Records excerpted from a collection:
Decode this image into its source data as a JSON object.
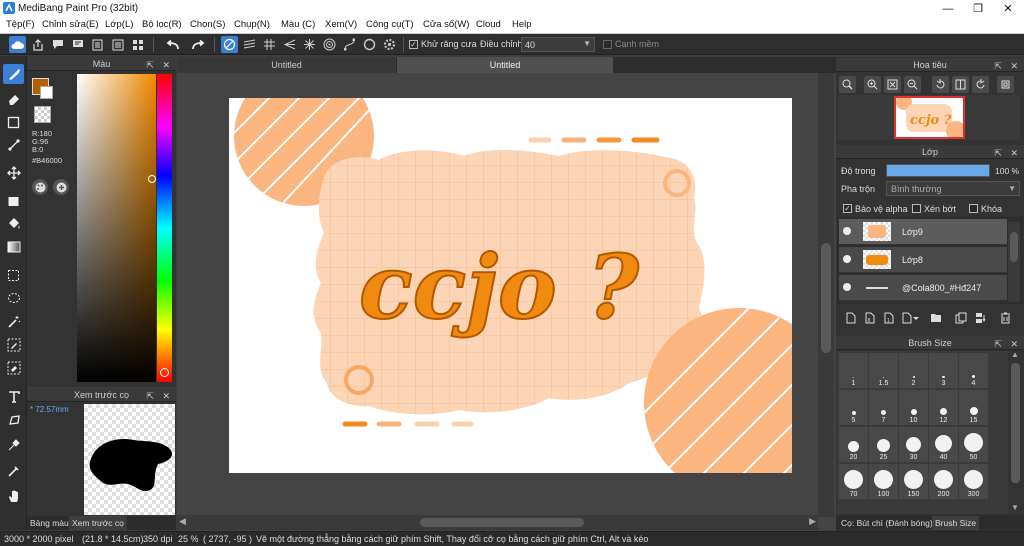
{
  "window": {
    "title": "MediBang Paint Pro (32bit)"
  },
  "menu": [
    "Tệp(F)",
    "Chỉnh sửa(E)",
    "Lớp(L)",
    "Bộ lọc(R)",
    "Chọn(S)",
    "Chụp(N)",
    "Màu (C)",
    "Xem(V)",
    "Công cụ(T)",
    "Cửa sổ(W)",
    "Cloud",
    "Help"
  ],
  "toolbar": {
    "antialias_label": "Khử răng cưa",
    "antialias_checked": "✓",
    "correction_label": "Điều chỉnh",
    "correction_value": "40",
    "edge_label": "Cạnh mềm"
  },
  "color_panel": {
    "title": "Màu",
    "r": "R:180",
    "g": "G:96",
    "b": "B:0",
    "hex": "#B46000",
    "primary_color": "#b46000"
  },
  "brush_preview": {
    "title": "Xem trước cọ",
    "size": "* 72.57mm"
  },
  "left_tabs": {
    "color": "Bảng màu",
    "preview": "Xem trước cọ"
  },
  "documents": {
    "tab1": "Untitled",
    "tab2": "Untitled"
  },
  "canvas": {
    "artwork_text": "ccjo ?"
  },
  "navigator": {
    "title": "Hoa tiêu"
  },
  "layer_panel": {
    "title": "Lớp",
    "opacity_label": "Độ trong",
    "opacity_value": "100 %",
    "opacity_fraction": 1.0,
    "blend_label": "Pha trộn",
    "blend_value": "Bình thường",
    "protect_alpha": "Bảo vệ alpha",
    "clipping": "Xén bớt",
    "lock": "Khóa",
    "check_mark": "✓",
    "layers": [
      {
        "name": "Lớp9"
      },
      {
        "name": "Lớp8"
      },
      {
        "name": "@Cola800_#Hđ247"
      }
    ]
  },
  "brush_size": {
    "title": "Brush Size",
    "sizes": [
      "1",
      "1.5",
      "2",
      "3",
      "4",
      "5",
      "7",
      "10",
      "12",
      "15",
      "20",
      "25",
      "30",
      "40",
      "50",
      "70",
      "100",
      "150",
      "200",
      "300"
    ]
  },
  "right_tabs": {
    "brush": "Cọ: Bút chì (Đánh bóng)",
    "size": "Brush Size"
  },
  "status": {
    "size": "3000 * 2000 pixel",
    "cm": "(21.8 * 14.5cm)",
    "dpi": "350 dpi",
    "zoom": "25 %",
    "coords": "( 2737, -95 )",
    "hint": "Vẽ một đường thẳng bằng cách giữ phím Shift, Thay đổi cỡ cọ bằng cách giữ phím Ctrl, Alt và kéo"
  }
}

* **SET TASK**:
The records above are to be quoted exactly, with all pictures left out.

* **FINISHED ANSWER**:
Decode this image into its source data as a JSON object.
{
  "window": {
    "title": "MediBang Paint Pro (32bit)"
  },
  "menu": [
    "Tệp(F)",
    "Chỉnh sửa(E)",
    "Lớp(L)",
    "Bộ lọc(R)",
    "Chọn(S)",
    "Chụp(N)",
    "Màu (C)",
    "Xem(V)",
    "Công cụ(T)",
    "Cửa sổ(W)",
    "Cloud",
    "Help"
  ],
  "toolbar": {
    "antialias_label": "Khử răng cưa",
    "antialias_checked": "✓",
    "correction_label": "Điều chỉnh",
    "correction_value": "40",
    "edge_label": "Cạnh mềm"
  },
  "color_panel": {
    "title": "Màu",
    "r": "R:180",
    "g": "G:96",
    "b": "B:0",
    "hex": "#B46000",
    "primary_color": "#b46000"
  },
  "brush_preview": {
    "title": "Xem trước cọ",
    "size": "* 72.57mm"
  },
  "left_tabs": {
    "color": "Bảng màu",
    "preview": "Xem trước cọ"
  },
  "documents": {
    "tab1": "Untitled",
    "tab2": "Untitled"
  },
  "canvas": {
    "artwork_text": "ccjo ?"
  },
  "navigator": {
    "title": "Hoa tiêu"
  },
  "layer_panel": {
    "title": "Lớp",
    "opacity_label": "Độ trong",
    "opacity_value": "100 %",
    "opacity_fraction": 1.0,
    "blend_label": "Pha trộn",
    "blend_value": "Bình thường",
    "protect_alpha": "Bảo vệ alpha",
    "clipping": "Xén bớt",
    "lock": "Khóa",
    "check_mark": "✓",
    "layers": [
      {
        "name": "Lớp9"
      },
      {
        "name": "Lớp8"
      },
      {
        "name": "@Cola800_#Hđ247"
      }
    ]
  },
  "brush_size": {
    "title": "Brush Size",
    "sizes": [
      "1",
      "1.5",
      "2",
      "3",
      "4",
      "5",
      "7",
      "10",
      "12",
      "15",
      "20",
      "25",
      "30",
      "40",
      "50",
      "70",
      "100",
      "150",
      "200",
      "300"
    ]
  },
  "right_tabs": {
    "brush": "Cọ: Bút chì (Đánh bóng)",
    "size": "Brush Size"
  },
  "status": {
    "size": "3000 * 2000 pixel",
    "cm": "(21.8 * 14.5cm)",
    "dpi": "350 dpi",
    "zoom": "25 %",
    "coords": "( 2737, -95 )",
    "hint": "Vẽ một đường thẳng bằng cách giữ phím Shift, Thay đổi cỡ cọ bằng cách giữ phím Ctrl, Alt và kéo"
  }
}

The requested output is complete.